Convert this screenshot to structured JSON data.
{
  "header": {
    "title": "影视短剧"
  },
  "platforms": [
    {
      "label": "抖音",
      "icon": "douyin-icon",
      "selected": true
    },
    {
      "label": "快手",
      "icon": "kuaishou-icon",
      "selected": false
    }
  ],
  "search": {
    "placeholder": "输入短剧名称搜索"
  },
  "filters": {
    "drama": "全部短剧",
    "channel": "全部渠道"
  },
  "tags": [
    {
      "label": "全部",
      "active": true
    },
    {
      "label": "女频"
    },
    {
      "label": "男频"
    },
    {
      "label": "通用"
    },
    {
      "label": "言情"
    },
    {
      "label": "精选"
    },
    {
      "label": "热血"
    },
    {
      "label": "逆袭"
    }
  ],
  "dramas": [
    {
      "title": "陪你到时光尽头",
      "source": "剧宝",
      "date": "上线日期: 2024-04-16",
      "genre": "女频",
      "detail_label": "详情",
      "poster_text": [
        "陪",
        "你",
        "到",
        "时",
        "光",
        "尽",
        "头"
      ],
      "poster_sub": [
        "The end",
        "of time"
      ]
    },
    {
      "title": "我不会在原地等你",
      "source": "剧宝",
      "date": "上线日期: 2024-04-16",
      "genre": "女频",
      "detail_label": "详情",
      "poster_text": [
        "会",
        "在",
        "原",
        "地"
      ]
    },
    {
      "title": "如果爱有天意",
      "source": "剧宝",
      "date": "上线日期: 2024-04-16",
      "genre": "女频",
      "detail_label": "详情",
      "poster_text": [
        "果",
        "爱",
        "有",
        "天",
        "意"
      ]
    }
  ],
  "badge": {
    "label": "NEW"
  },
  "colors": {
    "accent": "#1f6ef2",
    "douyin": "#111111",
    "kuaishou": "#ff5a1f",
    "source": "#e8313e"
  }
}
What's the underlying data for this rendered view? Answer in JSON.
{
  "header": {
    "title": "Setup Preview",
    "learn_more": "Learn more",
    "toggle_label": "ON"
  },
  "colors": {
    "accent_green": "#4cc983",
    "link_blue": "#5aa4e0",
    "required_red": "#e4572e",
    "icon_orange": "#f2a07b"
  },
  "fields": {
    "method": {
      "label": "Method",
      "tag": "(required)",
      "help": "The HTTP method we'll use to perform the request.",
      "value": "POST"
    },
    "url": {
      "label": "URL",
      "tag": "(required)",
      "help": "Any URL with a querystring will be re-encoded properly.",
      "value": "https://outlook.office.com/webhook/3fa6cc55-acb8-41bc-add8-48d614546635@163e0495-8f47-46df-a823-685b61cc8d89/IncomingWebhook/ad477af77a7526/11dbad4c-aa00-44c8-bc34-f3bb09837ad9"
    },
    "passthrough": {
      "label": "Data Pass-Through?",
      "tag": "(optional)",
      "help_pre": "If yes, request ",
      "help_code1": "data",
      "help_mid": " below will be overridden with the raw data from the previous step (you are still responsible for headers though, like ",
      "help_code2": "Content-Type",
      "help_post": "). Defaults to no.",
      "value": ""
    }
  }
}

========

**Task description**. From the entries above, collect every line with the string "kuaishou" in it.

**Reply**.
      "icon": "kuaishou-icon",
    "kuaishou": "#ff5a1f",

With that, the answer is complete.